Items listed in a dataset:

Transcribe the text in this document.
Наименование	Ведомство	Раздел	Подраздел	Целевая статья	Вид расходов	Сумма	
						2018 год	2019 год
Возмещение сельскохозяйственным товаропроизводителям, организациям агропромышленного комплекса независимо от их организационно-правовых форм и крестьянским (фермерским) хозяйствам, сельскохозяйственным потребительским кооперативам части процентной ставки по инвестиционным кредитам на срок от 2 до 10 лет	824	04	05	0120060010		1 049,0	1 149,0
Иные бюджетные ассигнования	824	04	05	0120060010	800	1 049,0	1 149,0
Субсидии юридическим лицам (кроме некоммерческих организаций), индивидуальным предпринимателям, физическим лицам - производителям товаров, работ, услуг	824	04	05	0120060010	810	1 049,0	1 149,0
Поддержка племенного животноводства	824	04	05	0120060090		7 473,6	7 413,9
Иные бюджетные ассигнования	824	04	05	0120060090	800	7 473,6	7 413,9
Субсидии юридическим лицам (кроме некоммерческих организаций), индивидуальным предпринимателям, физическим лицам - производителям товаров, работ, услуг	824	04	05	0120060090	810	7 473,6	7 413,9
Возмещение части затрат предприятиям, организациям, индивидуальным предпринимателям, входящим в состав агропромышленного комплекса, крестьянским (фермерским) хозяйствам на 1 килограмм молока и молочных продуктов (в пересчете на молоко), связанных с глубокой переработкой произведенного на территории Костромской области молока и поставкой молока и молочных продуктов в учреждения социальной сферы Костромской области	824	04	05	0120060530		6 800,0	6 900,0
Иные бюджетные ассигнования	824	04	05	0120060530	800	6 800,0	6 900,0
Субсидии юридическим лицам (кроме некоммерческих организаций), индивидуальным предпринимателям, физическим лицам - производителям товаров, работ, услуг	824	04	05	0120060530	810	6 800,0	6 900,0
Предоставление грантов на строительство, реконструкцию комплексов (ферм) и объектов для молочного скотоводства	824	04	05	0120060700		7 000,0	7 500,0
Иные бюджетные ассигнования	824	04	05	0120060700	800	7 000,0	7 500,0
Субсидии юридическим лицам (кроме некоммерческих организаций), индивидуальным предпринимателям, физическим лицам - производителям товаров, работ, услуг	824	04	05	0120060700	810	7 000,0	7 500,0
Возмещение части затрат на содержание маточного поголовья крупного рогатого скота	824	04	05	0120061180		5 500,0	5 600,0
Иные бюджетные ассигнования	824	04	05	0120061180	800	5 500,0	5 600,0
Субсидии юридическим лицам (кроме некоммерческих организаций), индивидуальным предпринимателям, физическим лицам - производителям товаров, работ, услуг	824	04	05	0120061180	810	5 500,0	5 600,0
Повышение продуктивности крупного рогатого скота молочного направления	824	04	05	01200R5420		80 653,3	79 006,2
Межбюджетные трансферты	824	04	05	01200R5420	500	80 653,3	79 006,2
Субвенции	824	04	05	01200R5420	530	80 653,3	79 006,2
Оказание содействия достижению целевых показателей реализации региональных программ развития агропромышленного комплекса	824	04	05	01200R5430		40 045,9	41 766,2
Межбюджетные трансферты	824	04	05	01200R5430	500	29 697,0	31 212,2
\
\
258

◆ Work to do
The records above must be output exactly, in full.

◆ Response to the task
Transcribe the text in this document.
Наименование	Ведомство	Раздел	Подраздел	Целевая статья	Вид расходов	Сумма	
						2018 год	2019 год
Возмещение сельскохозяйственным товаропроизводителям, организациям агропромышленного комплекса независимо от их организационно-правовых форм и крестьянским (фермерским) хозяйствам, сельскохозяйственным потребительским кооперативам части процентной ставки по инвестиционным кредитам на срок от 2 до 10 лет	824	04	05	0120060010		1 049,0	1 149,0
Иные бюджетные ассигнования	824	04	05	0120060010	800	1 049,0	1 149,0
Субсидии юридическим лицам (кроме некоммерческих организаций), индивидуальным предпринимателям, физическим лицам - производителям товаров, работ, услуг	824	04	05	0120060010	810	1 049,0	1 149,0
Поддержка племенного животноводства	824	04	05	0120060090		7 473,6	7 413,9
Иные бюджетные ассигнования	824	04	05	0120060090	800	7 473,6	7 413,9
Субсидии юридическим лицам (кроме некоммерческих организаций), индивидуальным предпринимателям, физическим лицам - производителям товаров, работ, услуг	824	04	05	0120060090	810	7 473,6	7 413,9
Возмещение части затрат предприятиям, организациям, индивидуальным предпринимателям, входящим в состав агропромышленного комплекса, крестьянским (фермерским) хозяйствам на 1 килограмм молока и молочных продуктов (в пересчете на молоко), связанных с глубокой переработкой произведенного на территории Костромской области молока и поставкой молока и молочных продуктов в учреждения социальной сферы Костромской области	824	04	05	0120060530		6 800,0	6 900,0
Иные бюджетные ассигнования	824	04	05	0120060530	800	6 800,0	6 900,0
Субсидии юридическим лицам (кроме некоммерческих организаций), индивидуальным предпринимателям, физическим лицам - производителям товаров, работ, услуг	824	04	05	0120060530	810	6 800,0	6 900,0
Предоставление грантов на строительство, реконструкцию комплексов (ферм) и объектов для молочного скотоводства	824	04	05	0120060700		7 000,0	7 500,0
Иные бюджетные ассигнования	824	04	05	0120060700	800	7 000,0	7 500,0
Субсидии юридическим лицам (кроме некоммерческих организаций), индивидуальным предпринимателям, физическим лицам - производителям товаров, работ, услуг	824	04	05	0120060700	810	7 000,0	7 500,0
Возмещение части затрат на содержание маточного поголовья крупного рогатого скота	824	04	05	0120061180		5 500,0	5 600,0
Иные бюджетные ассигнования	824	04	05	0120061180	800	5 500,0	5 600,0
Субсидии юридическим лицам (кроме некоммерческих организаций), индивидуальным предпринимателям, физическим лицам - производителям товаров, работ, услуг	824	04	05	0120061180	810	5 500,0	5 600,0
Повышение продуктивности крупного рогатого скота молочного направления	824	04	05	01200R5420		80 653,3	79 006,2
Межбюджетные трансферты	824	04	05	01200R5420	500	80 653,3	79 006,2
Субвенции	824	04	05	01200R5420	530	80 653,3	79 006,2
Оказание содействия достижению целевых показателей реализации региональных программ развития агропромышленного комплекса	824	04	05	01200R5430		40 045,9	41 766,2
Межбюджетные трансферты	824	04	05	01200R5430	500	29 697,0	31 212,2
\
\
258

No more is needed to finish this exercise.